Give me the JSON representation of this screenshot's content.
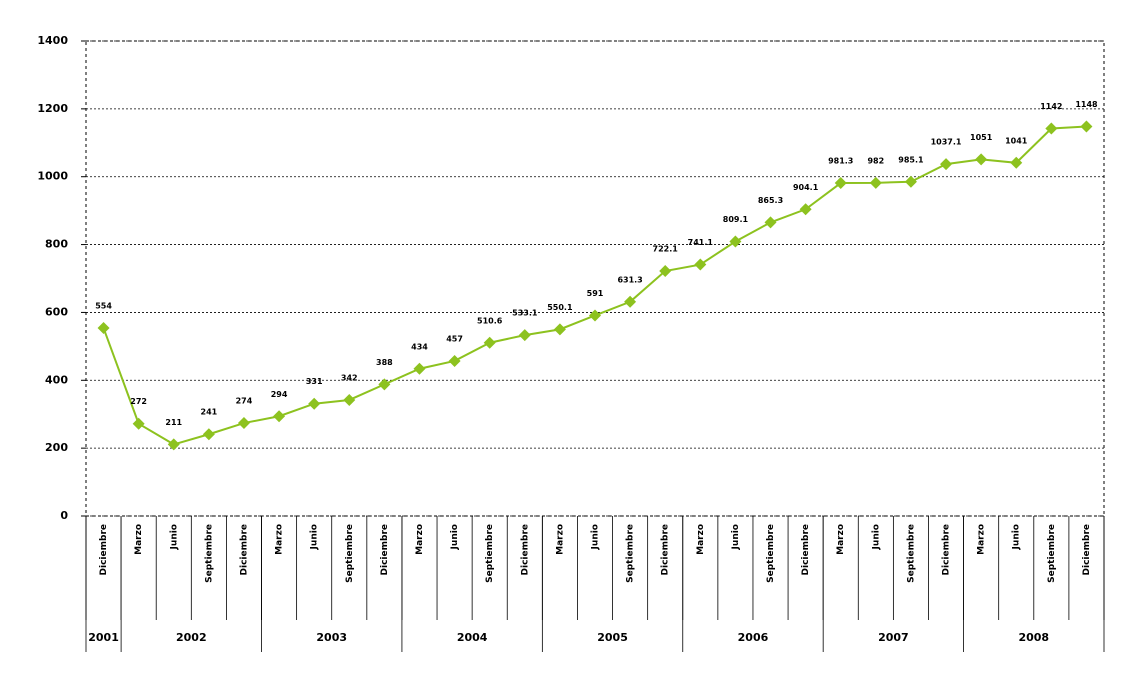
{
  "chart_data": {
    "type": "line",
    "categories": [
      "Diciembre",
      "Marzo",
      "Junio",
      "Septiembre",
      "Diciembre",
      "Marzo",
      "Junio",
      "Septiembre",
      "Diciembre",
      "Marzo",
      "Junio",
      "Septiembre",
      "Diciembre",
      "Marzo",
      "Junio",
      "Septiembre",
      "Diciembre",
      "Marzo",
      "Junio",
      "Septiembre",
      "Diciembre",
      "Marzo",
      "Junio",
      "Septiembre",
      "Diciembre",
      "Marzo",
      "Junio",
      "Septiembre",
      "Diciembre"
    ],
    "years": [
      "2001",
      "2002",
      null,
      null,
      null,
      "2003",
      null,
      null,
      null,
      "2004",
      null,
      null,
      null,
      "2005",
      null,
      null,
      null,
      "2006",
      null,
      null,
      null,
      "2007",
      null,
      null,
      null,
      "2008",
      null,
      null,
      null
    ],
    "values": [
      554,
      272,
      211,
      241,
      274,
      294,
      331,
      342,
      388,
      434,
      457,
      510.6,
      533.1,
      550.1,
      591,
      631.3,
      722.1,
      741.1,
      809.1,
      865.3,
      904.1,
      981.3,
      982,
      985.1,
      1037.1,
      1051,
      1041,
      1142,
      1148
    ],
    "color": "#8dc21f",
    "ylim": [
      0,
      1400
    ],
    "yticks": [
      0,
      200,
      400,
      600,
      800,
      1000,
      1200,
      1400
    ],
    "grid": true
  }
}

* [DESCRIPTION OF THE TASK]: Omitting all images, retype each line of the records precisely.

* [THE COMPLETED TASK]:
Give me the JSON representation of this screenshot's content.
{
  "chart_data": {
    "type": "line",
    "categories": [
      "Diciembre",
      "Marzo",
      "Junio",
      "Septiembre",
      "Diciembre",
      "Marzo",
      "Junio",
      "Septiembre",
      "Diciembre",
      "Marzo",
      "Junio",
      "Septiembre",
      "Diciembre",
      "Marzo",
      "Junio",
      "Septiembre",
      "Diciembre",
      "Marzo",
      "Junio",
      "Septiembre",
      "Diciembre",
      "Marzo",
      "Junio",
      "Septiembre",
      "Diciembre",
      "Marzo",
      "Junio",
      "Septiembre",
      "Diciembre"
    ],
    "years": [
      "2001",
      "2002",
      null,
      null,
      null,
      "2003",
      null,
      null,
      null,
      "2004",
      null,
      null,
      null,
      "2005",
      null,
      null,
      null,
      "2006",
      null,
      null,
      null,
      "2007",
      null,
      null,
      null,
      "2008",
      null,
      null,
      null
    ],
    "values": [
      554,
      272,
      211,
      241,
      274,
      294,
      331,
      342,
      388,
      434,
      457,
      510.6,
      533.1,
      550.1,
      591,
      631.3,
      722.1,
      741.1,
      809.1,
      865.3,
      904.1,
      981.3,
      982,
      985.1,
      1037.1,
      1051,
      1041,
      1142,
      1148
    ],
    "color": "#8dc21f",
    "ylim": [
      0,
      1400
    ],
    "yticks": [
      0,
      200,
      400,
      600,
      800,
      1000,
      1200,
      1400
    ],
    "grid": true
  }
}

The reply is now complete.